# Task instructions
Return the records, each one exactly as written.

# Entries shown
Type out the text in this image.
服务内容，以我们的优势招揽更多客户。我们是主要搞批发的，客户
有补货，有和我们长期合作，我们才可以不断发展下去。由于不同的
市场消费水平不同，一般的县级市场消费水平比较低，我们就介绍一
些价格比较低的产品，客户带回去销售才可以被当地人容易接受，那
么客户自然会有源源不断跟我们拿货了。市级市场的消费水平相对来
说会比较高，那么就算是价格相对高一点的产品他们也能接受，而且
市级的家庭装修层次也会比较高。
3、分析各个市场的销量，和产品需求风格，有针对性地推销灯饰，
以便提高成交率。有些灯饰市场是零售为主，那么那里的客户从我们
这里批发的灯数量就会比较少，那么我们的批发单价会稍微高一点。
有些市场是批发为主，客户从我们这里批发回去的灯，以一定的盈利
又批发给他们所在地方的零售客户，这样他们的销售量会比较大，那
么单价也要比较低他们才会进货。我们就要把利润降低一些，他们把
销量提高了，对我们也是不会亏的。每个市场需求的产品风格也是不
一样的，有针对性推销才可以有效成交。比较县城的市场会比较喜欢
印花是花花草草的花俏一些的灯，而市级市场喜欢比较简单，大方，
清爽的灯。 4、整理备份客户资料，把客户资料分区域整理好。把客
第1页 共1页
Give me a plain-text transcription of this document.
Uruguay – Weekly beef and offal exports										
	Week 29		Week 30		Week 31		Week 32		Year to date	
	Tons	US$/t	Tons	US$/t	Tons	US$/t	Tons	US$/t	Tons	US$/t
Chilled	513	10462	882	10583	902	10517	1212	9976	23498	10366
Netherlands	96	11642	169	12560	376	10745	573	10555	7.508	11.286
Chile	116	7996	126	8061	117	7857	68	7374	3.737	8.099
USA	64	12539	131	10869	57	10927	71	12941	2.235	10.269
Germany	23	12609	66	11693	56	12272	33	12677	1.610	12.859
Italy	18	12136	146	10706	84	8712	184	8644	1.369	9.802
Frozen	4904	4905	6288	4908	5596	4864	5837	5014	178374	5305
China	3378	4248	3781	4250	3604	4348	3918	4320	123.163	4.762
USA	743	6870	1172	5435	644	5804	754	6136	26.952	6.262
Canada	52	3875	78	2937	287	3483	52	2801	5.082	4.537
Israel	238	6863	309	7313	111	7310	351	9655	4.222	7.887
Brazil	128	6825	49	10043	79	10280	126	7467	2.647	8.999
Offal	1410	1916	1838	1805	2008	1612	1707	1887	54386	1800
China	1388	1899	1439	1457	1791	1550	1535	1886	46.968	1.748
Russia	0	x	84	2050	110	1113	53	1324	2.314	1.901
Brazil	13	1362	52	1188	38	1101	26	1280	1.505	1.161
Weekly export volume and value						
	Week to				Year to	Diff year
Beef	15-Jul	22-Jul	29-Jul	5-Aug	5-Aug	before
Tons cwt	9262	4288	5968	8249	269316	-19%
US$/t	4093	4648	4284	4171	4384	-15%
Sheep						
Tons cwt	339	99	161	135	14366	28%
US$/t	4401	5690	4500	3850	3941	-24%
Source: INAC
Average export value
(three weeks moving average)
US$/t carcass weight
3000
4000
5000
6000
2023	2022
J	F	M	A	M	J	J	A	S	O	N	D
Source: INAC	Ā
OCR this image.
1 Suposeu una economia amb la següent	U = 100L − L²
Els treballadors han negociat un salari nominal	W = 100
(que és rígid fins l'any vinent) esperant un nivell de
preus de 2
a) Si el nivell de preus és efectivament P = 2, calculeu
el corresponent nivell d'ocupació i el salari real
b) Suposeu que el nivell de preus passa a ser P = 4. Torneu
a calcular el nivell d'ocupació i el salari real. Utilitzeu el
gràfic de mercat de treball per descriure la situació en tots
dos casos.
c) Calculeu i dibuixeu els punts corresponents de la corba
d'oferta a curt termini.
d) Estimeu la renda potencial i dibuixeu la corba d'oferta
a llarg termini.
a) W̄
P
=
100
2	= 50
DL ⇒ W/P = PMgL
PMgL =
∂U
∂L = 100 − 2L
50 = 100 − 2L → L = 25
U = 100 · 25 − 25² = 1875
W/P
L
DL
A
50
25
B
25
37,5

# Output of the task
Type out the text in this image.
服务内容，以我们的优势招揽更多客户。我们是主要搞批发的，客户
有补货，有和我们长期合作，我们才可以不断发展下去。由于不同的
市场消费水平不同，一般的县级市场消费水平比较低，我们就介绍一
些价格比较低的产品，客户带回去销售才可以被当地人容易接受，那
么客户自然会有源源不断跟我们拿货了。市级市场的消费水平相对来
说会比较高，那么就算是价格相对高一点的产品他们也能接受，而且
市级的家庭装修层次也会比较高。
3、分析各个市场的销量，和产品需求风格，有针对性地推销灯饰，
以便提高成交率。有些灯饰市场是零售为主，那么那里的客户从我们
这里批发的灯数量就会比较少，那么我们的批发单价会稍微高一点。
有些市场是批发为主，客户从我们这里批发回去的灯，以一定的盈利
又批发给他们所在地方的零售客户，这样他们的销售量会比较大，那
么单价也要比较低他们才会进货。我们就要把利润降低一些，他们把
销量提高了，对我们也是不会亏的。每个市场需求的产品风格也是不
一样的，有针对性推销才可以有效成交。比较县城的市场会比较喜欢
印花是花花草草的花俏一些的灯，而市级市场喜欢比较简单，大方，
清爽的灯。 4、整理备份客户资料，把客户资料分区域整理好。把客
第1页 共1页
Give me a plain-text transcription of this document.
Uruguay – Weekly beef and offal exports										
	Week 29		Week 30		Week 31		Week 32		Year to date	
	Tons	US$/t	Tons	US$/t	Tons	US$/t	Tons	US$/t	Tons	US$/t
Chilled	513	10462	882	10583	902	10517	1212	9976	23498	10366
Netherlands	96	11642	169	12560	376	10745	573	10555	7.508	11.286
Chile	116	7996	126	8061	117	7857	68	7374	3.737	8.099
USA	64	12539	131	10869	57	10927	71	12941	2.235	10.269
Germany	23	12609	66	11693	56	12272	33	12677	1.610	12.859
Italy	18	12136	146	10706	84	8712	184	8644	1.369	9.802
Frozen	4904	4905	6288	4908	5596	4864	5837	5014	178374	5305
China	3378	4248	3781	4250	3604	4348	3918	4320	123.163	4.762
USA	743	6870	1172	5435	644	5804	754	6136	26.952	6.262
Canada	52	3875	78	2937	287	3483	52	2801	5.082	4.537
Israel	238	6863	309	7313	111	7310	351	9655	4.222	7.887
Brazil	128	6825	49	10043	79	10280	126	7467	2.647	8.999
Offal	1410	1916	1838	1805	2008	1612	1707	1887	54386	1800
China	1388	1899	1439	1457	1791	1550	1535	1886	46.968	1.748
Russia	0	x	84	2050	110	1113	53	1324	2.314	1.901
Brazil	13	1362	52	1188	38	1101	26	1280	1.505	1.161
Weekly export volume and value						
	Week to				Year to	Diff year
Beef	15-Jul	22-Jul	29-Jul	5-Aug	5-Aug	before
Tons cwt	9262	4288	5968	8249	269316	-19%
US$/t	4093	4648	4284	4171	4384	-15%
Sheep						
Tons cwt	339	99	161	135	14366	28%
US$/t	4401	5690	4500	3850	3941	-24%
Source: INAC
Average export value
(three weeks moving average)
US$/t carcass weight
3000
4000
5000
6000
2023	2022
J	F	M	A	M	J	J	A	S	O	N	D
Source: INAC	Ā
OCR this image.
1 Suposeu una economia amb la següent	U = 100L − L²
Els treballadors han negociat un salari nominal	W = 100
(que és rígid fins l'any vinent) esperant un nivell de
preus de 2
a) Si el nivell de preus és efectivament P = 2, calculeu
el corresponent nivell d'ocupació i el salari real
b) Suposeu que el nivell de preus passa a ser P = 4. Torneu
a calcular el nivell d'ocupació i el salari real. Utilitzeu el
gràfic de mercat de treball per descriure la situació en tots
dos casos.
c) Calculeu i dibuixeu els punts corresponents de la corba
d'oferta a curt termini.
d) Estimeu la renda potencial i dibuixeu la corba d'oferta
a llarg termini.
a) W̄
P
=
100
2	= 50
DL ⇒ W/P = PMgL
PMgL =
∂U
∂L = 100 − 2L
50 = 100 − 2L → L = 25
U = 100 · 25 − 25² = 1875
W/P
L
DL
A
50
25
B
25
37,5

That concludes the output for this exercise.